**RECORDED DATA**
%%

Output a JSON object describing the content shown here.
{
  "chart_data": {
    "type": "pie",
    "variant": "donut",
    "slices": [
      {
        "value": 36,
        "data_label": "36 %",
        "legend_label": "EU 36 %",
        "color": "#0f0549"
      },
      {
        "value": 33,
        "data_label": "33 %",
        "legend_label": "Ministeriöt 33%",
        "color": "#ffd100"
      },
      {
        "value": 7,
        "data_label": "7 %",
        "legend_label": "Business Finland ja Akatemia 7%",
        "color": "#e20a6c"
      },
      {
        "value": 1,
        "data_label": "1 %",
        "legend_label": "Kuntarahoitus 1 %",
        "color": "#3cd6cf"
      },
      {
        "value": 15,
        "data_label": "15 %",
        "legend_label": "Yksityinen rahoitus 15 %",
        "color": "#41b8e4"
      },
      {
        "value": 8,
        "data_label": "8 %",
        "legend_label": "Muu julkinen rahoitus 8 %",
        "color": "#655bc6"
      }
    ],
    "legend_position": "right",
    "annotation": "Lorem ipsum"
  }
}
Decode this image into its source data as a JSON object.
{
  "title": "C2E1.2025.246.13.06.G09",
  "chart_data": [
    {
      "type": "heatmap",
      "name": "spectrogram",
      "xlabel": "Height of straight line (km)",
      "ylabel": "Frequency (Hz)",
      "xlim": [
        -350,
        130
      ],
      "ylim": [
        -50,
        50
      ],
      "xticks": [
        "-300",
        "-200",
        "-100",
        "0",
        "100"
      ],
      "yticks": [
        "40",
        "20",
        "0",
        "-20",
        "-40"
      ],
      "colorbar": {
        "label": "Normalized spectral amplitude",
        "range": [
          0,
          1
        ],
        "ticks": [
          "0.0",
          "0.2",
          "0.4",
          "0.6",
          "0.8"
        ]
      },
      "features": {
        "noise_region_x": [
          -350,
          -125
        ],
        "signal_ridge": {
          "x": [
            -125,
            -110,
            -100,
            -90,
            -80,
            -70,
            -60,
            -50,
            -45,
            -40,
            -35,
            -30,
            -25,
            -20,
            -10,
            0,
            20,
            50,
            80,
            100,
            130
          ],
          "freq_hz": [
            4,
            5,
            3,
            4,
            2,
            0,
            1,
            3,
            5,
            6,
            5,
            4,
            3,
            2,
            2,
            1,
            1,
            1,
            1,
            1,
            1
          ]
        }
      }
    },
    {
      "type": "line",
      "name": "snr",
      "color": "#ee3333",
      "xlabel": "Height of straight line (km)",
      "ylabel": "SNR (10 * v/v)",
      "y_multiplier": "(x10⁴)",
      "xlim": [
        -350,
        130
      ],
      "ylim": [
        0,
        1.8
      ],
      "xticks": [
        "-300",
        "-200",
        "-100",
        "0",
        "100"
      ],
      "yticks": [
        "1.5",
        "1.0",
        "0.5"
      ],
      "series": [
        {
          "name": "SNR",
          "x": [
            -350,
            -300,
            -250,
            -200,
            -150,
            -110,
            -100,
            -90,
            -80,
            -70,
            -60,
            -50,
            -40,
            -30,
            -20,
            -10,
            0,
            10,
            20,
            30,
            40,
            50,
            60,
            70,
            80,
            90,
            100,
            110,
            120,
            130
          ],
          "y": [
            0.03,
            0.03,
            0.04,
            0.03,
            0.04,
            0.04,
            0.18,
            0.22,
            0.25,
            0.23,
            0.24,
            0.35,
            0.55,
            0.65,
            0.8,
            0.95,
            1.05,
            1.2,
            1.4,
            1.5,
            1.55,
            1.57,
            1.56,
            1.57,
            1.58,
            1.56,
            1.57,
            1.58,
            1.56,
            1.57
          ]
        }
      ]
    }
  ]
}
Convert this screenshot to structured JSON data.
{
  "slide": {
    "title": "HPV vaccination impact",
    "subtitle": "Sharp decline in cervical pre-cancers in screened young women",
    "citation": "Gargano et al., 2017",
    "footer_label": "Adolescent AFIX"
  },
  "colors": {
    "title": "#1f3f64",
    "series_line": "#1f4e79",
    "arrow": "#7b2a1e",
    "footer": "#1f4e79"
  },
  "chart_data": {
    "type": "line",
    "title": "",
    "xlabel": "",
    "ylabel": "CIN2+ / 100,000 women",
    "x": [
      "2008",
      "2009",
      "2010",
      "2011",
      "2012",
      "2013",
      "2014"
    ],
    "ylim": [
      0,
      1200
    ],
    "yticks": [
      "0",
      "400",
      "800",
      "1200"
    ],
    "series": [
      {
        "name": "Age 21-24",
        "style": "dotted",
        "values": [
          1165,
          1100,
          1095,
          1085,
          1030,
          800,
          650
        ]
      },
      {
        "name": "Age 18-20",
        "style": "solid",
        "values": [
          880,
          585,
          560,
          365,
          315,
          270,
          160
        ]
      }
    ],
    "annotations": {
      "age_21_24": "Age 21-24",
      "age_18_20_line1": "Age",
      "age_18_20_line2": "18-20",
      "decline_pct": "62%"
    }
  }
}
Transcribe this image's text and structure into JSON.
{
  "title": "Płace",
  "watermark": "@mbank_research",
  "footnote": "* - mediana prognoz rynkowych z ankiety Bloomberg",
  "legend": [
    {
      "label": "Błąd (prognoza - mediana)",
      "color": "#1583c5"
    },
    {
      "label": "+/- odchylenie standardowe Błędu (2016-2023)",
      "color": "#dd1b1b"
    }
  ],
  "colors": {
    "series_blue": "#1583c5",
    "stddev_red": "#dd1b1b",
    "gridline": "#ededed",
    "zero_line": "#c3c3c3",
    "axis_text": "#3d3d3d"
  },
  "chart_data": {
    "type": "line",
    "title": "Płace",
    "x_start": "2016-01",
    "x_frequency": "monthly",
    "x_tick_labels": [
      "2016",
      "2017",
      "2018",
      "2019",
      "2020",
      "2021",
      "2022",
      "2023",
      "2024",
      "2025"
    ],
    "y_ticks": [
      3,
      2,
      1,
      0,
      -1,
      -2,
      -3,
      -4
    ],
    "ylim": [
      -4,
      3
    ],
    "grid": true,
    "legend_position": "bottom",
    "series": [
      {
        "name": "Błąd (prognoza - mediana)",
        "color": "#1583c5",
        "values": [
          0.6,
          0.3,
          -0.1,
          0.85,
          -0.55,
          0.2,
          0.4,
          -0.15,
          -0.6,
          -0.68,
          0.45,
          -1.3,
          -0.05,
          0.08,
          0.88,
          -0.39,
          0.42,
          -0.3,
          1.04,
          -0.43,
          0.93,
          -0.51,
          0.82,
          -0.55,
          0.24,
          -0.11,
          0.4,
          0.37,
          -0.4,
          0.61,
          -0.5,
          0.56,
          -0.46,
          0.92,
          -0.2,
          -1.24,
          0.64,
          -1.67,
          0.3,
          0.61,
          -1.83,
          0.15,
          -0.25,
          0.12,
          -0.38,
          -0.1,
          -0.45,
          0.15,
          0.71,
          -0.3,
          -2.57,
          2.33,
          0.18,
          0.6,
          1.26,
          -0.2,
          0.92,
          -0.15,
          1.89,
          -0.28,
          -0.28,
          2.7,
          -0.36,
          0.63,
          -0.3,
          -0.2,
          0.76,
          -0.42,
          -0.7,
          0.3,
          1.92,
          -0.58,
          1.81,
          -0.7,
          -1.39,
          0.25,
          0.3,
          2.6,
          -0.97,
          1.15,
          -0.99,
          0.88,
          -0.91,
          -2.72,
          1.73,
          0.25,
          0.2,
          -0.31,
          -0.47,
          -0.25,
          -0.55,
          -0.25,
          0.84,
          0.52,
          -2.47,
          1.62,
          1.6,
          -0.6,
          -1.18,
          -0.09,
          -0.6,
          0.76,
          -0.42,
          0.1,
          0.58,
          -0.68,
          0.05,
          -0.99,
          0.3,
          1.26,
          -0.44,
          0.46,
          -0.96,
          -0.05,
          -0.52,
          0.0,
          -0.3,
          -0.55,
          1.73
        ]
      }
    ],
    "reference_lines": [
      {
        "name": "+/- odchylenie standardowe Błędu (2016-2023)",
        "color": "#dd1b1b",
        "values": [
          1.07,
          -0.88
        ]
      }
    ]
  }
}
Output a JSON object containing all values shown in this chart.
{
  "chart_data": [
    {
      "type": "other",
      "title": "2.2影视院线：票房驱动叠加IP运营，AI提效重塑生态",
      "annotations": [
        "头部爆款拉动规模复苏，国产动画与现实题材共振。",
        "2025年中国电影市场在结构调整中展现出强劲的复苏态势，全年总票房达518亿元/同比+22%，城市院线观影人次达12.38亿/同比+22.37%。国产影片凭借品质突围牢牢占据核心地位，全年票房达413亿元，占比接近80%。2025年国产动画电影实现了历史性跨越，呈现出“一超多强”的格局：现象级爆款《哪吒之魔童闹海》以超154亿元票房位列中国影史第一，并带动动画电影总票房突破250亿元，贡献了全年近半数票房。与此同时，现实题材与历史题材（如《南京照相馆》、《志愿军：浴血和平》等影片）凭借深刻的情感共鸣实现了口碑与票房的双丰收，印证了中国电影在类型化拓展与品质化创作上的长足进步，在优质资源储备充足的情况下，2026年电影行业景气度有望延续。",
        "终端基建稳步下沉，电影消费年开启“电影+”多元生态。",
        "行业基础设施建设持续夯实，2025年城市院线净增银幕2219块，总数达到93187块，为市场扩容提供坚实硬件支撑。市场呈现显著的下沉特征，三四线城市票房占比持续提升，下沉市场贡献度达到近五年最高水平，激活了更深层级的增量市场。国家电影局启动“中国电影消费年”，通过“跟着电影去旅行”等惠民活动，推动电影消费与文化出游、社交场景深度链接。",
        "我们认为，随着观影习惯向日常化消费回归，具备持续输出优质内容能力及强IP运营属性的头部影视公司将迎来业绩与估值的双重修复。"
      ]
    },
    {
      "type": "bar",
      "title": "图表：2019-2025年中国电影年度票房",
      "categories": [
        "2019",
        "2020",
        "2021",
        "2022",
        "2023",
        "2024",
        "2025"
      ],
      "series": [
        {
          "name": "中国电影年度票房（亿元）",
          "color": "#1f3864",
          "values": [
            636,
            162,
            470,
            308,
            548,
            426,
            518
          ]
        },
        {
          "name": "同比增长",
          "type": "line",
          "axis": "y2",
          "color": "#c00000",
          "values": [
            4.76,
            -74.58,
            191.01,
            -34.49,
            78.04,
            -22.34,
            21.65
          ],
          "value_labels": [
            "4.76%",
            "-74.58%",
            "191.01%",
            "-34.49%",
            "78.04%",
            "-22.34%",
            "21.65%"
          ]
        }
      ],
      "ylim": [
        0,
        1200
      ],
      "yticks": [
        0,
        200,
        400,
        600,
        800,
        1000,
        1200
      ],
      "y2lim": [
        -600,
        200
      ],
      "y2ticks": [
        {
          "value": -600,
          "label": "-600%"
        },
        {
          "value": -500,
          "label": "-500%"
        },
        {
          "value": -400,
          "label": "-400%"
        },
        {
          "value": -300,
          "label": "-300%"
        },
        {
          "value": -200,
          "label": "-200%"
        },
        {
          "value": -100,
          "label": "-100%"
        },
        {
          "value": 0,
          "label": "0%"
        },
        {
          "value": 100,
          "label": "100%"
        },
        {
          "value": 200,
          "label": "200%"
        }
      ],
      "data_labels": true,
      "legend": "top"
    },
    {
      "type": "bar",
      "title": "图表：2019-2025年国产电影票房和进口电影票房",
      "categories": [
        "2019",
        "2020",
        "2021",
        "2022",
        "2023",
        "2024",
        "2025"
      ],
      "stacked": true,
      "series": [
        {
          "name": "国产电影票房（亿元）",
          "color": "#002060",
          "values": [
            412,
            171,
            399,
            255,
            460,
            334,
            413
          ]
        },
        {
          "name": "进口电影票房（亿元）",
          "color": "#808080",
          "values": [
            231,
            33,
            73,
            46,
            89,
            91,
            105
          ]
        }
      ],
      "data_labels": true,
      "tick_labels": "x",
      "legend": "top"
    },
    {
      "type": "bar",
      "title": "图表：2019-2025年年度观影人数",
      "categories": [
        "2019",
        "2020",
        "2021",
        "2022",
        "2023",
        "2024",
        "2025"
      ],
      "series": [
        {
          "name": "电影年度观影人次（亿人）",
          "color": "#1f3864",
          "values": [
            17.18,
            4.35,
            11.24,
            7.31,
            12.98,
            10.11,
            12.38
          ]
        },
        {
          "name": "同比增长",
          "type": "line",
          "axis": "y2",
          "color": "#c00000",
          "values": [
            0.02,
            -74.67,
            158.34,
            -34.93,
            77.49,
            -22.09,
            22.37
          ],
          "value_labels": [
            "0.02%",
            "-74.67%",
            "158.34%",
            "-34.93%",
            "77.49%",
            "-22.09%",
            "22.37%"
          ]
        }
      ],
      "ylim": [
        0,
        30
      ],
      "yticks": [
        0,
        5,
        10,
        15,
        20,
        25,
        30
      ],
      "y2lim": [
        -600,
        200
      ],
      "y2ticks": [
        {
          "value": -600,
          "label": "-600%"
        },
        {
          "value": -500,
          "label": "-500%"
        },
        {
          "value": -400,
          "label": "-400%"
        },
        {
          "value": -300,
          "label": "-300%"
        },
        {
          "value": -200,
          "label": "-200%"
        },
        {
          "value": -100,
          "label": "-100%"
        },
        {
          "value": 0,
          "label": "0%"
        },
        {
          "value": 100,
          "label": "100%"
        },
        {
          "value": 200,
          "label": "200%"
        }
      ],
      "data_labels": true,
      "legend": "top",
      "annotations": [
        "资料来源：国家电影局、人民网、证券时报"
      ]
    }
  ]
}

%%

**INSTRUCTIONS FOR THE TASK**
Read the lines above. Gather those in which the string "Błąd" is found.

**CORRECT ANSWER**
      "label": "Błąd (prognoza - mediana)",
        "name": "Błąd (prognoza - mediana)",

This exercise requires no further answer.